Job -> Every line of the listing must be reproduced as it stands. Leave the images behind.

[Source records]

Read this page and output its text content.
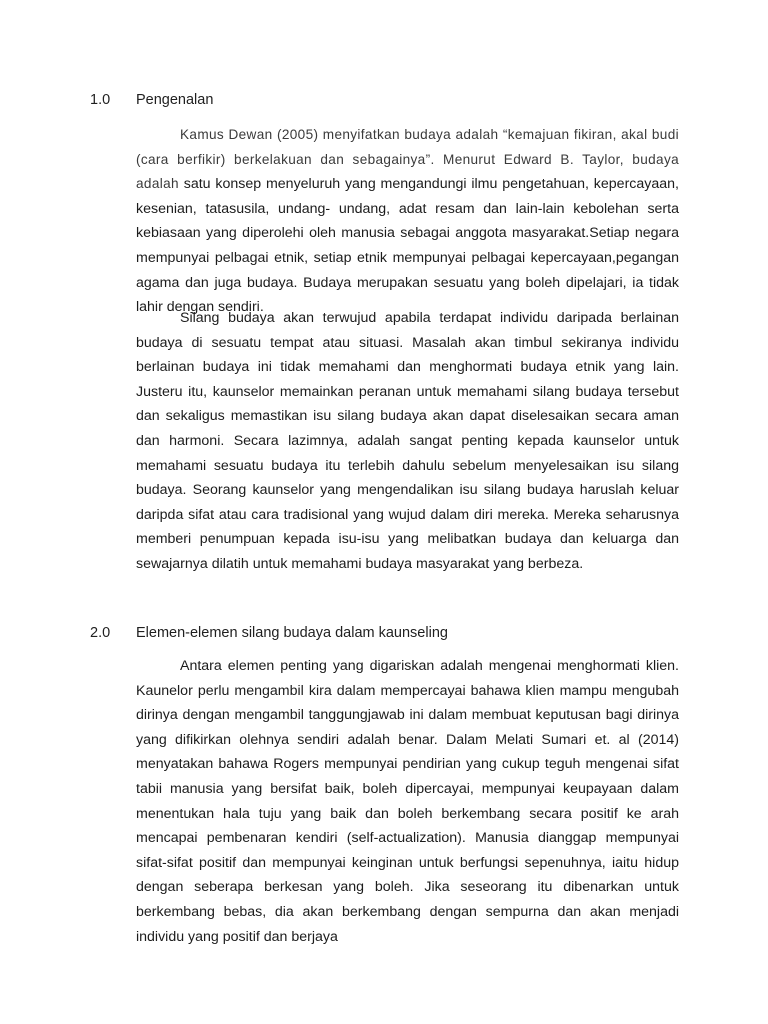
1.0 Pengenalan

Kamus Dewan (2005) menyifatkan budaya adalah “kemajuan fikiran, akal budi (cara berfikir) berkelakuan dan sebagainya”. Menurut Edward B. Taylor, budaya adalah satu konsep menyeluruh yang mengandungi ilmu pengetahuan, kepercayaan, kesenian, tatasusila, undang- undang, adat resam dan lain-lain kebolehan serta kebiasaan yang diperolehi oleh manusia sebagai anggota masyarakat.Setiap negara mempunyai pelbagai etnik, setiap etnik mempunyai pelbagai kepercayaan,pegangan agama dan juga budaya. Budaya merupakan sesuatu yang boleh dipelajari, ia tidak lahir dengan sendiri.

Silang budaya akan terwujud apabila terdapat individu daripada berlainan budaya di sesuatu tempat atau situasi. Masalah akan timbul sekiranya individu berlainan budaya ini tidak memahami dan menghormati budaya etnik yang lain. Justeru itu, kaunselor memainkan peranan untuk memahami silang budaya tersebut dan sekaligus memastikan isu silang budaya akan dapat diselesaikan secara aman dan harmoni. Secara lazimnya, adalah sangat penting kepada kaunselor untuk memahami sesuatu budaya itu terlebih dahulu sebelum menyelesaikan isu silang budaya. Seorang kaunselor yang mengendalikan isu silang budaya haruslah keluar daripda sifat atau cara tradisional yang wujud dalam diri mereka. Mereka seharusnya memberi penumpuan kepada isu-isu yang melibatkan budaya dan keluarga dan sewajarnya dilatih untuk memahami budaya masyarakat yang berbeza.

2.0 Elemen-elemen silang budaya dalam kaunseling

Antara elemen penting yang digariskan adalah mengenai menghormati klien. Kaunelor perlu mengambil kira dalam mempercayai bahawa klien mampu mengubah dirinya dengan mengambil tanggungjawab ini dalam membuat keputusan bagi dirinya yang difikirkan olehnya sendiri adalah benar. Dalam Melati Sumari et. al (2014) menyatakan bahawa Rogers mempunyai pendirian yang cukup teguh mengenai sifat tabii manusia yang bersifat baik, boleh dipercayai, mempunyai keupayaan dalam menentukan hala tuju yang baik dan boleh berkembang secara positif ke arah mencapai pembenaran kendiri (self-actualization). Manusia dianggap mempunyai sifat-sifat positif dan mempunyai keinginan untuk berfungsi sepenuhnya, iaitu hidup dengan seberapa berkesan yang boleh. Jika seseorang itu dibenarkan untuk berkembang bebas, dia akan berkembang dengan sempurna dan akan menjadi individu yang positif dan berjaya
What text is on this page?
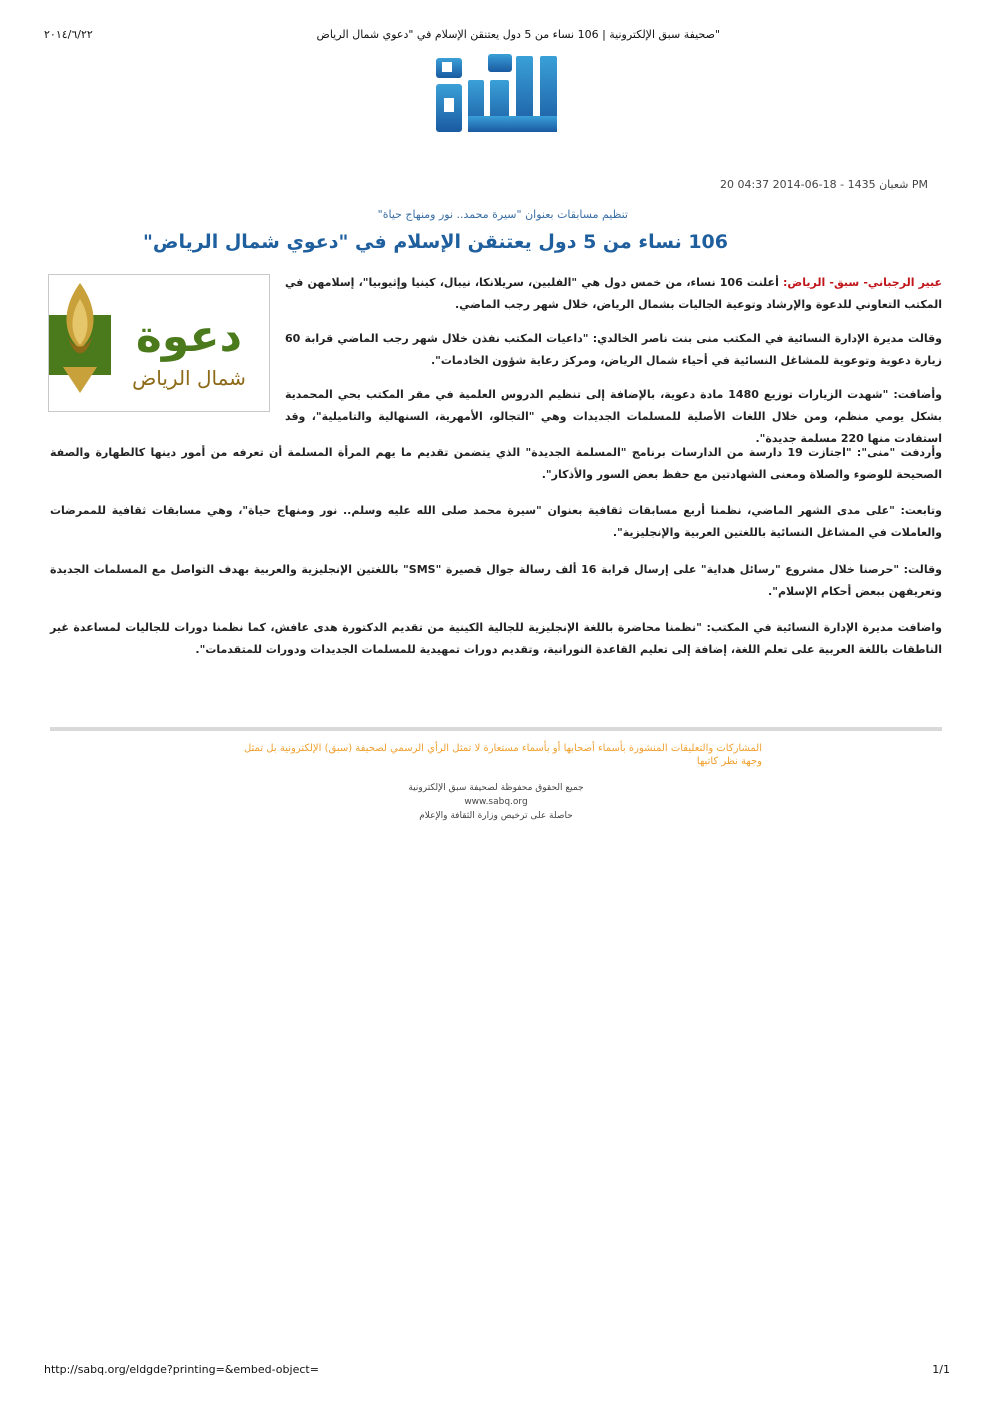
٢٠١٤/٦/٢٢	"صحيفة سبق الإلكترونية | 106 نساء من 5 دول يعتنقن الإسلام في "دعوي شمال الرياض
20 شعبان 1435 - 18-06-2014 04:37 PM
تنظيم مسابقات بعنوان "سيرة محمد.. نور ومنهاج حياة"
106 نساء من 5 دول يعتنقن الإسلام في "دعوي شمال الرياض"
دعوة
شمال الرياض

عبير الرجباني- سبق- الرياض: أعلنت 106 نساء، من خمس دول هي "الفلبين، سريلانكا، نيبال، كينيا وإثيوبيا"، إسلامهن في المكتب التعاوني للدعوة والإرشاد وتوعية الجاليات بشمال الرياض، خلال شهر رجب الماضي.

وقالت مديرة الإدارة النسائية في المكتب منى بنت ناصر الخالدي: "داعيات المكتب نفذن خلال شهر رجب الماضي قرابة 60 زيارة دعوية وتوعوية للمشاغل النسائية في أحياء شمال الرياض، ومركز رعاية شؤون الخادمات".

وأضافت: "شهدت الزيارات توزيع 1480 مادة دعوية، بالإضافة إلى تنظيم الدروس العلمية في مقر المكتب بحي المحمدية بشكل يومي منظم، ومن خلال اللغات الأصلية للمسلمات الجديدات وهي "التجالو، الأمهرية، السنهالية والتاميلية"، وقد استفادت منها 220 مسلمة جديدة".

وأردفت "منى": "اجتازت 19 دارسة من الدارسات برنامج "المسلمة الجديدة" الذي يتضمن تقديم ما يهم المرأة المسلمة أن تعرفه من أمور دينها كالطهارة والصفة الصحيحة للوضوء والصلاة ومعنى الشهادتين مع حفظ بعض السور والأذكار".

وتابعت: "على مدى الشهر الماضي، نظمنا أربع مسابقات ثقافية بعنوان "سيرة محمد صلى الله عليه وسلم.. نور ومنهاج حياة"، وهي مسابقات ثقافية للممرضات والعاملات في المشاغل النسائية باللغتين العربية والإنجليزية".

وقالت: "حرصنا خلال مشروع "رسائل هداية" على إرسال قرابة 16 ألف رسالة جوال قصيرة "SMS" باللغتين الإنجليزية والعربية بهدف التواصل مع المسلمات الجديدة وتعريفهن ببعض أحكام الإسلام".

واضافت مديرة الإدارة النسائية في المكتب: "نظمنا محاضرة باللغة الإنجليزية للجالية الكينية من تقديم الدكتورة هدى عافش، كما نظمنا دورات للجاليات لمساعدة غير الناطقات باللغة العربية على تعلم اللغة، إضافة إلى تعليم القاعدة النورانية، وتقديم دورات تمهيدية للمسلمات الجديدات ودورات للمتقدمات".

المشاركات والتعليقات المنشورة بأسماء أصحابها أو بأسماء مستعارة لا تمثل الرأي الرسمي لصحيفة (سبق) الإلكترونية بل تمثل وجهة نظر كاتبها
جميع الحقوق محفوظة لصحيفة سبق الإلكترونية
www.sabq.org
حاصلة على ترخيص وزارة الثقافة والإعلام
http://sabq.org/eldgde?printing=&embed-object=	1/1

Solution to this exercise ->
Read this page and output its text content.
1.0 Pengenalan

Kamus Dewan (2005) menyifatkan budaya adalah “kemajuan fikiran, akal budi (cara berfikir) berkelakuan dan sebagainya”. Menurut Edward B. Taylor, budaya adalah satu konsep menyeluruh yang mengandungi ilmu pengetahuan, kepercayaan, kesenian, tatasusila, undang- undang, adat resam dan lain-lain kebolehan serta kebiasaan yang diperolehi oleh manusia sebagai anggota masyarakat.Setiap negara mempunyai pelbagai etnik, setiap etnik mempunyai pelbagai kepercayaan,pegangan agama dan juga budaya. Budaya merupakan sesuatu yang boleh dipelajari, ia tidak lahir dengan sendiri.

Silang budaya akan terwujud apabila terdapat individu daripada berlainan budaya di sesuatu tempat atau situasi. Masalah akan timbul sekiranya individu berlainan budaya ini tidak memahami dan menghormati budaya etnik yang lain. Justeru itu, kaunselor memainkan peranan untuk memahami silang budaya tersebut dan sekaligus memastikan isu silang budaya akan dapat diselesaikan secara aman dan harmoni. Secara lazimnya, adalah sangat penting kepada kaunselor untuk memahami sesuatu budaya itu terlebih dahulu sebelum menyelesaikan isu silang budaya. Seorang kaunselor yang mengendalikan isu silang budaya haruslah keluar daripda sifat atau cara tradisional yang wujud dalam diri mereka. Mereka seharusnya memberi penumpuan kepada isu-isu yang melibatkan budaya dan keluarga dan sewajarnya dilatih untuk memahami budaya masyarakat yang berbeza.

2.0 Elemen-elemen silang budaya dalam kaunseling

Antara elemen penting yang digariskan adalah mengenai menghormati klien. Kaunelor perlu mengambil kira dalam mempercayai bahawa klien mampu mengubah dirinya dengan mengambil tanggungjawab ini dalam membuat keputusan bagi dirinya yang difikirkan olehnya sendiri adalah benar. Dalam Melati Sumari et. al (2014) menyatakan bahawa Rogers mempunyai pendirian yang cukup teguh mengenai sifat tabii manusia yang bersifat baik, boleh dipercayai, mempunyai keupayaan dalam menentukan hala tuju yang baik dan boleh berkembang secara positif ke arah mencapai pembenaran kendiri (self-actualization). Manusia dianggap mempunyai sifat-sifat positif dan mempunyai keinginan untuk berfungsi sepenuhnya, iaitu hidup dengan seberapa berkesan yang boleh. Jika seseorang itu dibenarkan untuk berkembang bebas, dia akan berkembang dengan sempurna dan akan menjadi individu yang positif dan berjaya
What text is on this page?
٢٠١٤/٦/٢٢	"صحيفة سبق الإلكترونية | 106 نساء من 5 دول يعتنقن الإسلام في "دعوي شمال الرياض
20 شعبان 1435 - 18-06-2014 04:37 PM
تنظيم مسابقات بعنوان "سيرة محمد.. نور ومنهاج حياة"
106 نساء من 5 دول يعتنقن الإسلام في "دعوي شمال الرياض"
دعوة
شمال الرياض

عبير الرجباني- سبق- الرياض: أعلنت 106 نساء، من خمس دول هي "الفلبين، سريلانكا، نيبال، كينيا وإثيوبيا"، إسلامهن في المكتب التعاوني للدعوة والإرشاد وتوعية الجاليات بشمال الرياض، خلال شهر رجب الماضي.

وقالت مديرة الإدارة النسائية في المكتب منى بنت ناصر الخالدي: "داعيات المكتب نفذن خلال شهر رجب الماضي قرابة 60 زيارة دعوية وتوعوية للمشاغل النسائية في أحياء شمال الرياض، ومركز رعاية شؤون الخادمات".

وأضافت: "شهدت الزيارات توزيع 1480 مادة دعوية، بالإضافة إلى تنظيم الدروس العلمية في مقر المكتب بحي المحمدية بشكل يومي منظم، ومن خلال اللغات الأصلية للمسلمات الجديدات وهي "التجالو، الأمهرية، السنهالية والتاميلية"، وقد استفادت منها 220 مسلمة جديدة".

وأردفت "منى": "اجتازت 19 دارسة من الدارسات برنامج "المسلمة الجديدة" الذي يتضمن تقديم ما يهم المرأة المسلمة أن تعرفه من أمور دينها كالطهارة والصفة الصحيحة للوضوء والصلاة ومعنى الشهادتين مع حفظ بعض السور والأذكار".

وتابعت: "على مدى الشهر الماضي، نظمنا أربع مسابقات ثقافية بعنوان "سيرة محمد صلى الله عليه وسلم.. نور ومنهاج حياة"، وهي مسابقات ثقافية للممرضات والعاملات في المشاغل النسائية باللغتين العربية والإنجليزية".

وقالت: "حرصنا خلال مشروع "رسائل هداية" على إرسال قرابة 16 ألف رسالة جوال قصيرة "SMS" باللغتين الإنجليزية والعربية بهدف التواصل مع المسلمات الجديدة وتعريفهن ببعض أحكام الإسلام".

واضافت مديرة الإدارة النسائية في المكتب: "نظمنا محاضرة باللغة الإنجليزية للجالية الكينية من تقديم الدكتورة هدى عافش، كما نظمنا دورات للجاليات لمساعدة غير الناطقات باللغة العربية على تعلم اللغة، إضافة إلى تعليم القاعدة النورانية، وتقديم دورات تمهيدية للمسلمات الجديدات ودورات للمتقدمات".

المشاركات والتعليقات المنشورة بأسماء أصحابها أو بأسماء مستعارة لا تمثل الرأي الرسمي لصحيفة (سبق) الإلكترونية بل تمثل وجهة نظر كاتبها
جميع الحقوق محفوظة لصحيفة سبق الإلكترونية
www.sabq.org
حاصلة على ترخيص وزارة الثقافة والإعلام
http://sabq.org/eldgde?printing=&embed-object=	1/1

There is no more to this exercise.